• **INSTRUCTIONS TO FOLLOW**: Restate the entries below word for word, omitting nothing.

• **DATA FOR THIS TASK**:
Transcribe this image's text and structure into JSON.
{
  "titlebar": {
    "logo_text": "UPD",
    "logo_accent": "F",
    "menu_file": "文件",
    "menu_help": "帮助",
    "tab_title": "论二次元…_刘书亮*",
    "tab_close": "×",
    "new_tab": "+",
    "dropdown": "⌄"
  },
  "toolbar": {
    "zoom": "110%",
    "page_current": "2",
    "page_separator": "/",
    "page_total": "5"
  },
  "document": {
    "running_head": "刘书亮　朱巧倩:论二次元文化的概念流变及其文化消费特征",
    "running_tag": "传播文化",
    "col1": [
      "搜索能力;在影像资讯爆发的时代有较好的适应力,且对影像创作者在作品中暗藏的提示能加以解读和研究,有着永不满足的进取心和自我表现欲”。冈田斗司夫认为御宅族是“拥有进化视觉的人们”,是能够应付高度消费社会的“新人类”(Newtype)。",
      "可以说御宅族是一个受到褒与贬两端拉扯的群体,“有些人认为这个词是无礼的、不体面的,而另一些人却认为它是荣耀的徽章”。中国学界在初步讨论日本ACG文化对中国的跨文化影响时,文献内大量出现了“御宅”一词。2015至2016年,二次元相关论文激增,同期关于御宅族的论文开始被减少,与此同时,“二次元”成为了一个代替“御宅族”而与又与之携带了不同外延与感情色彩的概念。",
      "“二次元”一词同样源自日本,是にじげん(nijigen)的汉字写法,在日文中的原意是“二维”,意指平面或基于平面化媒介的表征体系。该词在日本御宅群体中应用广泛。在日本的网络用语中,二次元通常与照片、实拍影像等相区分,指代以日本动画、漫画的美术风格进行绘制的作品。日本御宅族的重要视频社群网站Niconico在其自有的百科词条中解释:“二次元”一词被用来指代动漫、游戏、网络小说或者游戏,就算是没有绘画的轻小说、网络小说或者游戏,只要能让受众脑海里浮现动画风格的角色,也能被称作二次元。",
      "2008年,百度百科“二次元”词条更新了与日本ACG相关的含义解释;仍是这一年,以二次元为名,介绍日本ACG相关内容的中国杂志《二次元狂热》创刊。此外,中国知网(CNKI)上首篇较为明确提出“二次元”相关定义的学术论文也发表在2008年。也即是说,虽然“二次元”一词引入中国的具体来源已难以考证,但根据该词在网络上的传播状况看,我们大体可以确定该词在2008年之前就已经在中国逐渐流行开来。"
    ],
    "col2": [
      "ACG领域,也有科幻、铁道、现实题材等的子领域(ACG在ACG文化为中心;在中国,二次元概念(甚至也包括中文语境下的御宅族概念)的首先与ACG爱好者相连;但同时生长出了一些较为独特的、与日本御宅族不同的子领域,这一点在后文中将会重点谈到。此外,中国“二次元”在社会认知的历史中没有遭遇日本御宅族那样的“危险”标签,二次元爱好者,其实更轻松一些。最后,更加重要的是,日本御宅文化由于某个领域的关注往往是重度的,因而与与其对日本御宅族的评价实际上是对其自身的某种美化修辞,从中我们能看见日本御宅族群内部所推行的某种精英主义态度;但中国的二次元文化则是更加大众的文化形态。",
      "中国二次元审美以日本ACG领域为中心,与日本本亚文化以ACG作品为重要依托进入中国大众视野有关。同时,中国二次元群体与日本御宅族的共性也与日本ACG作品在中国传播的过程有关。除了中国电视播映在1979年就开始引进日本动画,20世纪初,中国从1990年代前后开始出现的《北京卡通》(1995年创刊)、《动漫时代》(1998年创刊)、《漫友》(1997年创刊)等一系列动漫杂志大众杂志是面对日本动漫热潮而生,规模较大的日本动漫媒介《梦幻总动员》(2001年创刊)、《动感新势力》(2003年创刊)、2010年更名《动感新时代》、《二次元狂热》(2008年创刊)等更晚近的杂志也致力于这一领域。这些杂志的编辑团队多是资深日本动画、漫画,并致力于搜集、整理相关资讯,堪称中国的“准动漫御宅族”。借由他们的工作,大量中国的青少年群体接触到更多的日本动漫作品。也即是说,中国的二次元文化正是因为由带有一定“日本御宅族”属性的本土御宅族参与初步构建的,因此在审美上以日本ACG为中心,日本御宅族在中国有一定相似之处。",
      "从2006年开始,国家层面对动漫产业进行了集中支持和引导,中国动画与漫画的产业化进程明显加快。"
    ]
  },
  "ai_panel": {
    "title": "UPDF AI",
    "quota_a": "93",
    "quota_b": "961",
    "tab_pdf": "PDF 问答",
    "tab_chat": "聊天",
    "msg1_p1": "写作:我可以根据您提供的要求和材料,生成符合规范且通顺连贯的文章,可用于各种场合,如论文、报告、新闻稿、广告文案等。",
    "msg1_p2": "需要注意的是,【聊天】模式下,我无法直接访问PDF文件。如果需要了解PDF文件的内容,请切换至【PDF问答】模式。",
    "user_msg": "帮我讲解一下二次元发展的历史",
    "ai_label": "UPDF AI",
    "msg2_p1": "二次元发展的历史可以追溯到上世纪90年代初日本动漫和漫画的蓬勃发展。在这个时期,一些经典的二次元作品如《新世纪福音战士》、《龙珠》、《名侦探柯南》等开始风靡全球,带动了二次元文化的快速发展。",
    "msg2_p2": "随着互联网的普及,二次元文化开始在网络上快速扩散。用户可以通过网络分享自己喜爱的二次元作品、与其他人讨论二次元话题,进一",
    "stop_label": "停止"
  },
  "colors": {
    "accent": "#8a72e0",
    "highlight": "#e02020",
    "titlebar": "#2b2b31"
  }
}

• **TASK RESULT**:
Transcribe this image's text and structure into JSON.
{
  "titlebar": {
    "logo_text": "UPD",
    "logo_accent": "F",
    "menu_file": "文件",
    "menu_help": "帮助",
    "tab_title": "论二次元…_刘书亮*",
    "tab_close": "×",
    "new_tab": "+",
    "dropdown": "⌄"
  },
  "toolbar": {
    "zoom": "110%",
    "page_current": "2",
    "page_separator": "/",
    "page_total": "5"
  },
  "document": {
    "running_head": "刘书亮　朱巧倩:论二次元文化的概念流变及其文化消费特征",
    "running_tag": "传播文化",
    "col1": [
      "搜索能力;在影像资讯爆发的时代有较好的适应力,且对影像创作者在作品中暗藏的提示能加以解读和研究,有着永不满足的进取心和自我表现欲”。冈田斗司夫认为御宅族是“拥有进化视觉的人们”,是能够应付高度消费社会的“新人类”(Newtype)。",
      "可以说御宅族是一个受到褒与贬两端拉扯的群体,“有些人认为这个词是无礼的、不体面的,而另一些人却认为它是荣耀的徽章”。中国学界在初步讨论日本ACG文化对中国的跨文化影响时,文献内大量出现了“御宅”一词。2015至2016年,二次元相关论文激增,同期关于御宅族的论文开始被减少,与此同时,“二次元”成为了一个代替“御宅族”而与又与之携带了不同外延与感情色彩的概念。",
      "“二次元”一词同样源自日本,是にじげん(nijigen)的汉字写法,在日文中的原意是“二维”,意指平面或基于平面化媒介的表征体系。该词在日本御宅群体中应用广泛。在日本的网络用语中,二次元通常与照片、实拍影像等相区分,指代以日本动画、漫画的美术风格进行绘制的作品。日本御宅族的重要视频社群网站Niconico在其自有的百科词条中解释:“二次元”一词被用来指代动漫、游戏、网络小说或者游戏,就算是没有绘画的轻小说、网络小说或者游戏,只要能让受众脑海里浮现动画风格的角色,也能被称作二次元。",
      "2008年,百度百科“二次元”词条更新了与日本ACG相关的含义解释;仍是这一年,以二次元为名,介绍日本ACG相关内容的中国杂志《二次元狂热》创刊。此外,中国知网(CNKI)上首篇较为明确提出“二次元”相关定义的学术论文也发表在2008年。也即是说,虽然“二次元”一词引入中国的具体来源已难以考证,但根据该词在网络上的传播状况看,我们大体可以确定该词在2008年之前就已经在中国逐渐流行开来。"
    ],
    "col2": [
      "ACG领域,也有科幻、铁道、现实题材等的子领域(ACG在ACG文化为中心;在中国,二次元概念(甚至也包括中文语境下的御宅族概念)的首先与ACG爱好者相连;但同时生长出了一些较为独特的、与日本御宅族不同的子领域,这一点在后文中将会重点谈到。此外,中国“二次元”在社会认知的历史中没有遭遇日本御宅族那样的“危险”标签,二次元爱好者,其实更轻松一些。最后,更加重要的是,日本御宅文化由于某个领域的关注往往是重度的,因而与与其对日本御宅族的评价实际上是对其自身的某种美化修辞,从中我们能看见日本御宅族群内部所推行的某种精英主义态度;但中国的二次元文化则是更加大众的文化形态。",
      "中国二次元审美以日本ACG领域为中心,与日本本亚文化以ACG作品为重要依托进入中国大众视野有关。同时,中国二次元群体与日本御宅族的共性也与日本ACG作品在中国传播的过程有关。除了中国电视播映在1979年就开始引进日本动画,20世纪初,中国从1990年代前后开始出现的《北京卡通》(1995年创刊)、《动漫时代》(1998年创刊)、《漫友》(1997年创刊)等一系列动漫杂志大众杂志是面对日本动漫热潮而生,规模较大的日本动漫媒介《梦幻总动员》(2001年创刊)、《动感新势力》(2003年创刊)、2010年更名《动感新时代》、《二次元狂热》(2008年创刊)等更晚近的杂志也致力于这一领域。这些杂志的编辑团队多是资深日本动画、漫画,并致力于搜集、整理相关资讯,堪称中国的“准动漫御宅族”。借由他们的工作,大量中国的青少年群体接触到更多的日本动漫作品。也即是说,中国的二次元文化正是因为由带有一定“日本御宅族”属性的本土御宅族参与初步构建的,因此在审美上以日本ACG为中心,日本御宅族在中国有一定相似之处。",
      "从2006年开始,国家层面对动漫产业进行了集中支持和引导,中国动画与漫画的产业化进程明显加快。"
    ]
  },
  "ai_panel": {
    "title": "UPDF AI",
    "quota_a": "93",
    "quota_b": "961",
    "tab_pdf": "PDF 问答",
    "tab_chat": "聊天",
    "msg1_p1": "写作:我可以根据您提供的要求和材料,生成符合规范且通顺连贯的文章,可用于各种场合,如论文、报告、新闻稿、广告文案等。",
    "msg1_p2": "需要注意的是,【聊天】模式下,我无法直接访问PDF文件。如果需要了解PDF文件的内容,请切换至【PDF问答】模式。",
    "user_msg": "帮我讲解一下二次元发展的历史",
    "ai_label": "UPDF AI",
    "msg2_p1": "二次元发展的历史可以追溯到上世纪90年代初日本动漫和漫画的蓬勃发展。在这个时期,一些经典的二次元作品如《新世纪福音战士》、《龙珠》、《名侦探柯南》等开始风靡全球,带动了二次元文化的快速发展。",
    "msg2_p2": "随着互联网的普及,二次元文化开始在网络上快速扩散。用户可以通过网络分享自己喜爱的二次元作品、与其他人讨论二次元话题,进一",
    "stop_label": "停止"
  },
  "colors": {
    "accent": "#8a72e0",
    "highlight": "#e02020",
    "titlebar": "#2b2b31"
  }
}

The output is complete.